[DATA PROVIDED]
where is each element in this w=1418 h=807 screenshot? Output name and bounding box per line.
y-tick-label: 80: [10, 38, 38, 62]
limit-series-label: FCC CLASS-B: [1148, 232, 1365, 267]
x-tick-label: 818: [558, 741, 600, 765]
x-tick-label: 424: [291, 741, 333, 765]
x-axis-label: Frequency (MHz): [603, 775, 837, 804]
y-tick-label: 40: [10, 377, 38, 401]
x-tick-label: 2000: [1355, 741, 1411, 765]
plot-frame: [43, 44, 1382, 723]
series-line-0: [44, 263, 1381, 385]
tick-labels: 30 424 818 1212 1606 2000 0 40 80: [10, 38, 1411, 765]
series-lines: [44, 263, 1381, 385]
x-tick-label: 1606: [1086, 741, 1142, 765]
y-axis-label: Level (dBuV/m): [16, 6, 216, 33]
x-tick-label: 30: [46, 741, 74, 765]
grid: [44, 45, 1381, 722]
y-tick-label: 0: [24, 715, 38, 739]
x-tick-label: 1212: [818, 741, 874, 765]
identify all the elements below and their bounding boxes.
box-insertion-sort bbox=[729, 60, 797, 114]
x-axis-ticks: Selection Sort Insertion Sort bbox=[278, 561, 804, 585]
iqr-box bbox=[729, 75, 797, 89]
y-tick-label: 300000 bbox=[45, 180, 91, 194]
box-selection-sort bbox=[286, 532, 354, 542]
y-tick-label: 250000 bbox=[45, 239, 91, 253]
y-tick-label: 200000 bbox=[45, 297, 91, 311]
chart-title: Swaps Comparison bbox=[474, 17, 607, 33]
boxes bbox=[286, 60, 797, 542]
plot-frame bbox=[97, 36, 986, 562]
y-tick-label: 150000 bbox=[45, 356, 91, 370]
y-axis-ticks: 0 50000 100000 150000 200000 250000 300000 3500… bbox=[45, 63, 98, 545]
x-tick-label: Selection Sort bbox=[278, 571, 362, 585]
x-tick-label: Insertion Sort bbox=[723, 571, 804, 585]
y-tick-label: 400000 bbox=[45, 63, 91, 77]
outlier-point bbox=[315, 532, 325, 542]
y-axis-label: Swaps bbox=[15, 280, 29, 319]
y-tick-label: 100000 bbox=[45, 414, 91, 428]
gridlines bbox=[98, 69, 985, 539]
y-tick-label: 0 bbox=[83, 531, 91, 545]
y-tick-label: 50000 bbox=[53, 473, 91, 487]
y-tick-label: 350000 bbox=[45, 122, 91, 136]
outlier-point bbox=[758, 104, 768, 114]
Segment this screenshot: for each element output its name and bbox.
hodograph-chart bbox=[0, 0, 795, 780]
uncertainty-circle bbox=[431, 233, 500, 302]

[WHAT THIS TASK INVOLVES] Reproduce every row above verbatim, from the first to the last.

[FINISHED ANSWER]
where is each element in this w=1418 h=807 screenshot? Output name and bounding box per line.
y-tick-label: 80: [10, 38, 38, 62]
limit-series-label: FCC CLASS-B: [1148, 232, 1365, 267]
x-tick-label: 818: [558, 741, 600, 765]
x-tick-label: 424: [291, 741, 333, 765]
x-axis-label: Frequency (MHz): [603, 775, 837, 804]
y-tick-label: 40: [10, 377, 38, 401]
x-tick-label: 2000: [1355, 741, 1411, 765]
plot-frame: [43, 44, 1382, 723]
series-line-0: [44, 263, 1381, 385]
tick-labels: 30 424 818 1212 1606 2000 0 40 80: [10, 38, 1411, 765]
series-lines: [44, 263, 1381, 385]
x-tick-label: 1606: [1086, 741, 1142, 765]
y-axis-label: Level (dBuV/m): [16, 6, 216, 33]
x-tick-label: 30: [46, 741, 74, 765]
grid: [44, 45, 1381, 722]
y-tick-label: 0: [24, 715, 38, 739]
x-tick-label: 1212: [818, 741, 874, 765]
identify all the elements below and their bounding boxes.
box-insertion-sort bbox=[729, 60, 797, 114]
x-axis-ticks: Selection Sort Insertion Sort bbox=[278, 561, 804, 585]
iqr-box bbox=[729, 75, 797, 89]
y-tick-label: 300000 bbox=[45, 180, 91, 194]
box-selection-sort bbox=[286, 532, 354, 542]
y-tick-label: 250000 bbox=[45, 239, 91, 253]
y-tick-label: 200000 bbox=[45, 297, 91, 311]
chart-title: Swaps Comparison bbox=[474, 17, 607, 33]
boxes bbox=[286, 60, 797, 542]
plot-frame bbox=[97, 36, 986, 562]
y-tick-label: 150000 bbox=[45, 356, 91, 370]
y-axis-ticks: 0 50000 100000 150000 200000 250000 300000 3500… bbox=[45, 63, 98, 545]
x-tick-label: Selection Sort bbox=[278, 571, 362, 585]
x-tick-label: Insertion Sort bbox=[723, 571, 804, 585]
y-tick-label: 400000 bbox=[45, 63, 91, 77]
outlier-point bbox=[315, 532, 325, 542]
y-axis-label: Swaps bbox=[15, 280, 29, 319]
y-tick-label: 100000 bbox=[45, 414, 91, 428]
gridlines bbox=[98, 69, 985, 539]
y-tick-label: 0 bbox=[83, 531, 91, 545]
y-tick-label: 50000 bbox=[53, 473, 91, 487]
y-tick-label: 350000 bbox=[45, 122, 91, 136]
outlier-point bbox=[758, 104, 768, 114]
Segment this screenshot: for each element output its name and bbox.
hodograph-chart bbox=[0, 0, 795, 780]
uncertainty-circle bbox=[431, 233, 500, 302]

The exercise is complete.